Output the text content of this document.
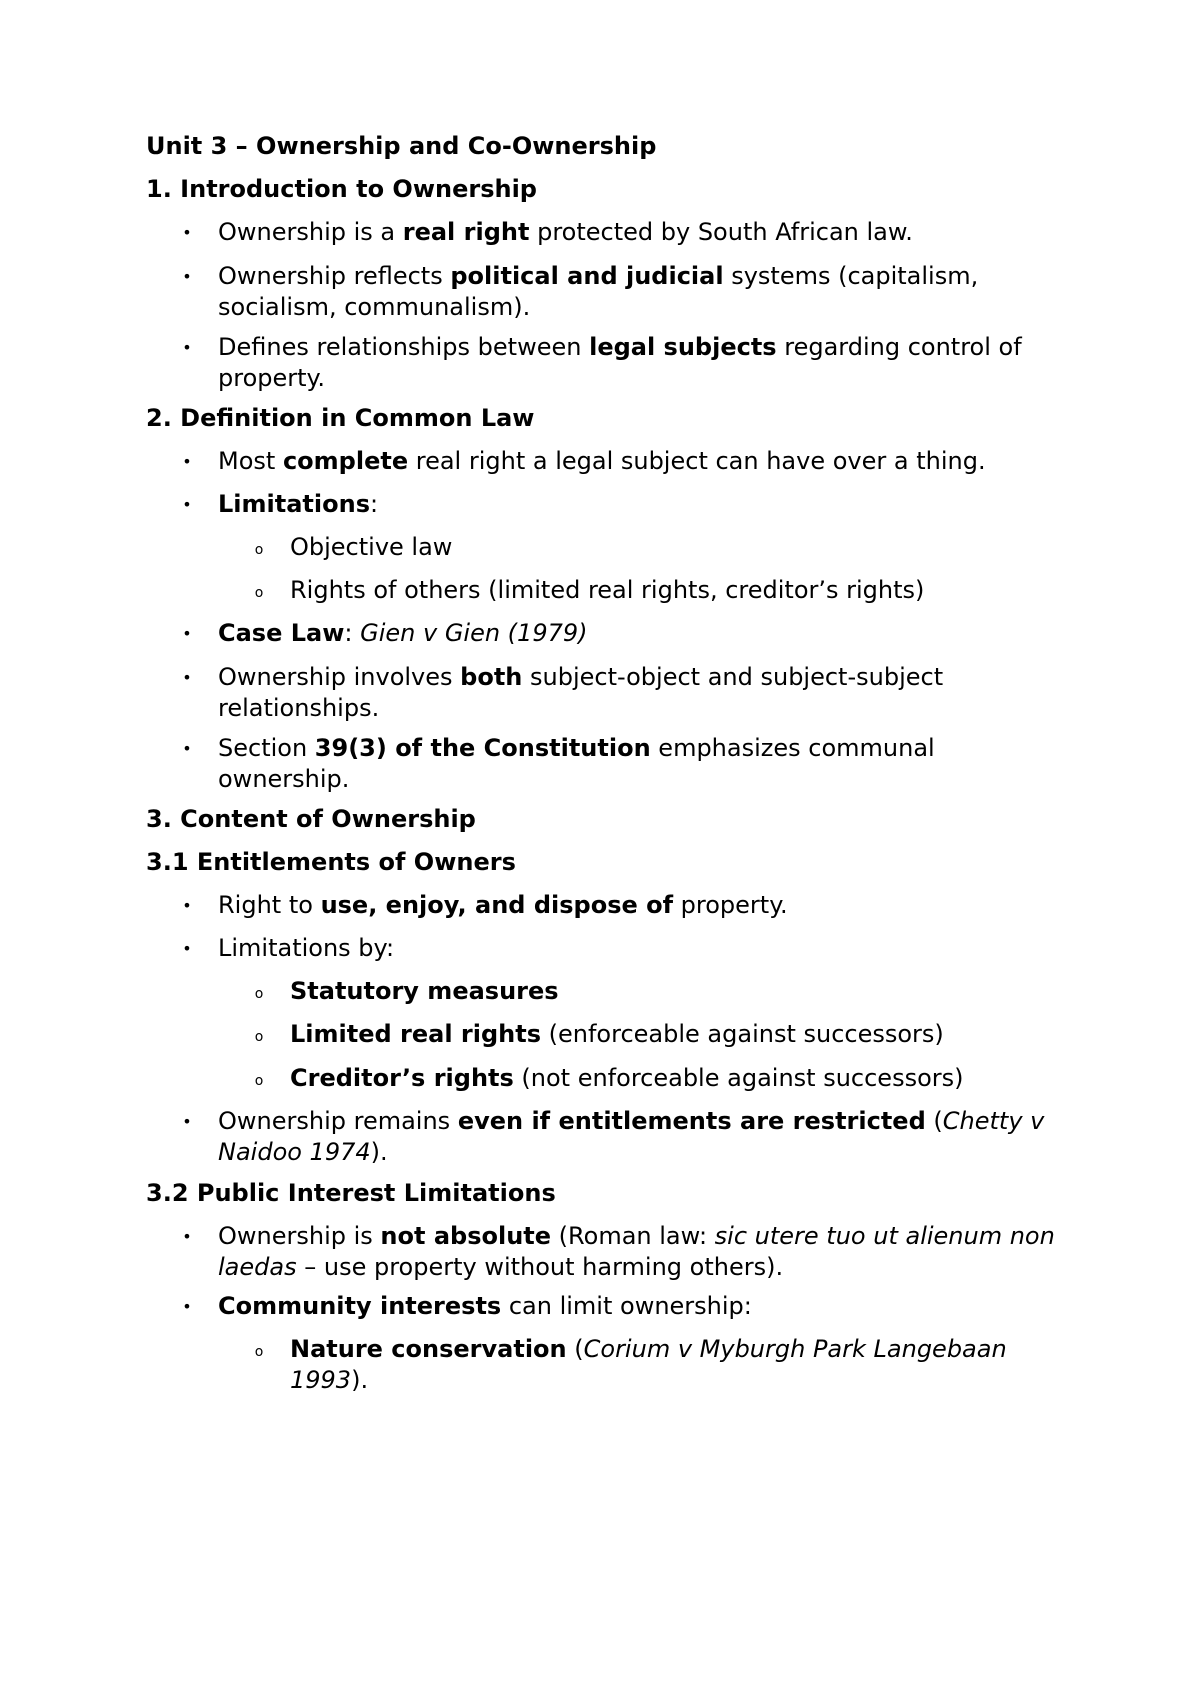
Unit 3 – Ownership and Co-Ownership
1. Introduction to Ownership
• Ownership is a real right protected by South African law.
• Ownership reflects political and judicial systems (capitalism, socialism, communalism).
• Defines relationships between legal subjects regarding control of property.
2. Definition in Common Law
• Most complete real right a legal subject can have over a thing.
• Limitations:
o Objective law
o Rights of others (limited real rights, creditor’s rights)
• Case Law: Gien v Gien (1979)
• Ownership involves both subject-object and subject-subject relationships.
• Section 39(3) of the Constitution emphasizes communal ownership.
3. Content of Ownership
3.1 Entitlements of Owners
• Right to use, enjoy, and dispose of property.
• Limitations by:
o Statutory measures
o Limited real rights (enforceable against successors)
o Creditor’s rights (not enforceable against successors)
• Ownership remains even if entitlements are restricted (Chetty v Naidoo 1974).
3.2 Public Interest Limitations
• Ownership is not absolute (Roman law: sic utere tuo ut alienum non laedas – use property without harming others).
• Community interests can limit ownership:
o Nature conservation (Corium v Myburgh Park Langebaan 1993).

● ● ● ● ● ● ●

[STATED TASK] Repeat all of the entries word for word, but omit the pictures.

[CORRECT RESPONSE]
Output the text content of this document.
Unit 3 – Ownership and Co-Ownership
1. Introduction to Ownership
• Ownership is a real right protected by South African law.
• Ownership reflects political and judicial systems (capitalism, socialism, communalism).
• Defines relationships between legal subjects regarding control of property.
2. Definition in Common Law
• Most complete real right a legal subject can have over a thing.
• Limitations:
o Objective law
o Rights of others (limited real rights, creditor’s rights)
• Case Law: Gien v Gien (1979)
• Ownership involves both subject-object and subject-subject relationships.
• Section 39(3) of the Constitution emphasizes communal ownership.
3. Content of Ownership
3.1 Entitlements of Owners
• Right to use, enjoy, and dispose of property.
• Limitations by:
o Statutory measures
o Limited real rights (enforceable against successors)
o Creditor’s rights (not enforceable against successors)
• Ownership remains even if entitlements are restricted (Chetty v Naidoo 1974).
3.2 Public Interest Limitations
• Ownership is not absolute (Roman law: sic utere tuo ut alienum non laedas – use property without harming others).
• Community interests can limit ownership:
o Nature conservation (Corium v Myburgh Park Langebaan 1993).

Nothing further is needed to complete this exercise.